EXERCISE MATERIAL:
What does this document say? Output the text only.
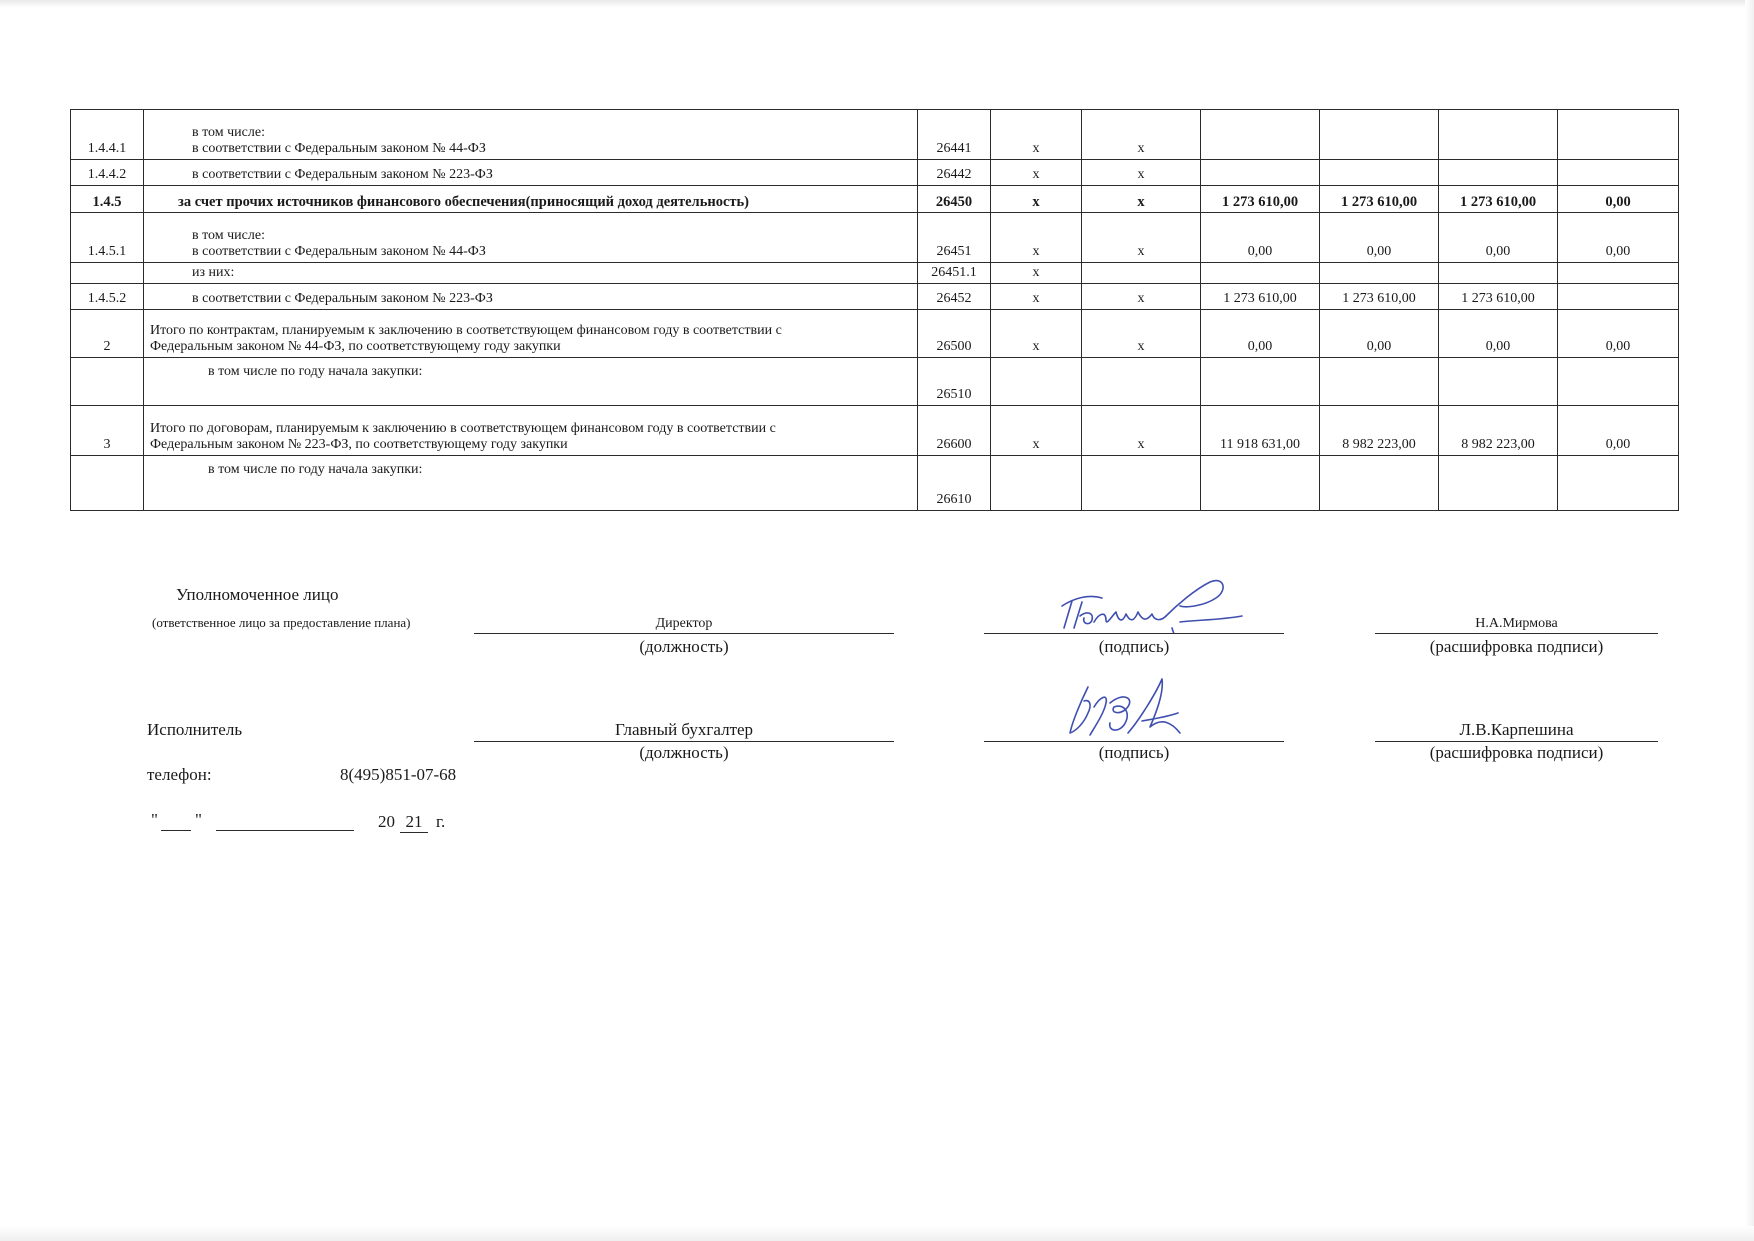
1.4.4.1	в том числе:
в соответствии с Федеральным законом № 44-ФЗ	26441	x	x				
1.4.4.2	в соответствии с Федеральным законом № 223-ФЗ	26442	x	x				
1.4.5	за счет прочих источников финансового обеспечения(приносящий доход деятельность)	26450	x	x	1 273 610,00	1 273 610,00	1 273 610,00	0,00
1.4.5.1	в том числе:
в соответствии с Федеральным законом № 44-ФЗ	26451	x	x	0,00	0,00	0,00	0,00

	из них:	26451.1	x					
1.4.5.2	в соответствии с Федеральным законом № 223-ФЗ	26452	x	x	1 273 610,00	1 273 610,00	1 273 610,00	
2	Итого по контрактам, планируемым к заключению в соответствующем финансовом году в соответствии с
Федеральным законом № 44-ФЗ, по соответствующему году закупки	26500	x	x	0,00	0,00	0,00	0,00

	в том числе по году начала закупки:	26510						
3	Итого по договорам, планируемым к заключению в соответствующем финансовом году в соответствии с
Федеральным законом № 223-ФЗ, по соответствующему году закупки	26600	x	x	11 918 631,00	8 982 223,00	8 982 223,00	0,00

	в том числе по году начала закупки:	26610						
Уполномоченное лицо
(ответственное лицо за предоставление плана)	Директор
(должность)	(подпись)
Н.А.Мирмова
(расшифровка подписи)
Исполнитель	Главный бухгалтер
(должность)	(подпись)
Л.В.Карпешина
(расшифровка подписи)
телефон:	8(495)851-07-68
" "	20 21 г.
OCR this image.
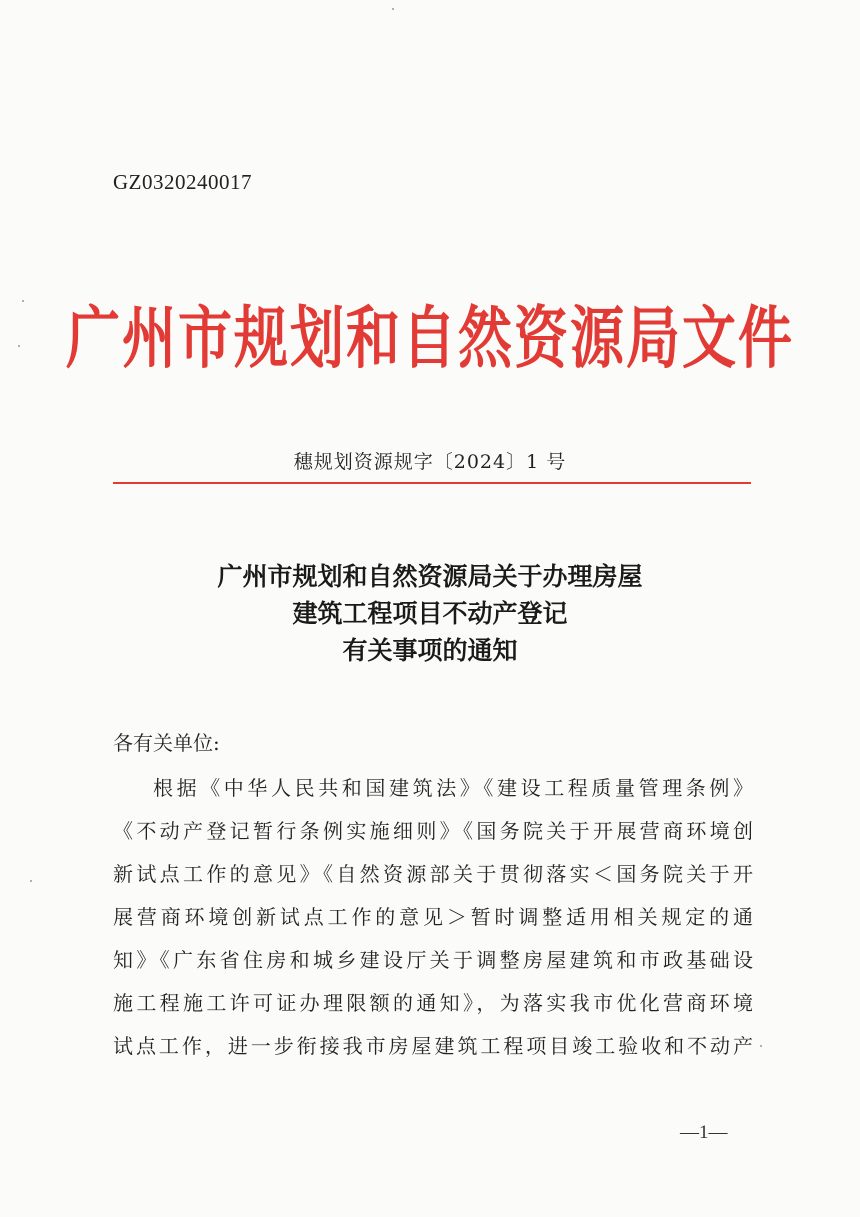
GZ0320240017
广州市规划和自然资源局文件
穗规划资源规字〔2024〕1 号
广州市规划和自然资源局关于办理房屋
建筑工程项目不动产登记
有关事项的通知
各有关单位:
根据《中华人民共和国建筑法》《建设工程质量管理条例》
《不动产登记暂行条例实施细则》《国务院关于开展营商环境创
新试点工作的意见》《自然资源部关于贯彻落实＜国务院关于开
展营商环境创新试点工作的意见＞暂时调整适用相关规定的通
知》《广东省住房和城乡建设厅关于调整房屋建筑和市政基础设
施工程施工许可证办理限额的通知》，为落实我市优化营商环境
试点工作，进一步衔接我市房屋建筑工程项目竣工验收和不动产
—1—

GIVEN INSTRUCTION:
Filter lines by "финансовом" and return each hit.

RESULT OF THE TASK:
2	Итого по контрактам, планируемым к заключению в соответствующем финансовом году в соответствии с
3	Итого по договорам, планируемым к заключению в соответствующем финансовом году в соответствии с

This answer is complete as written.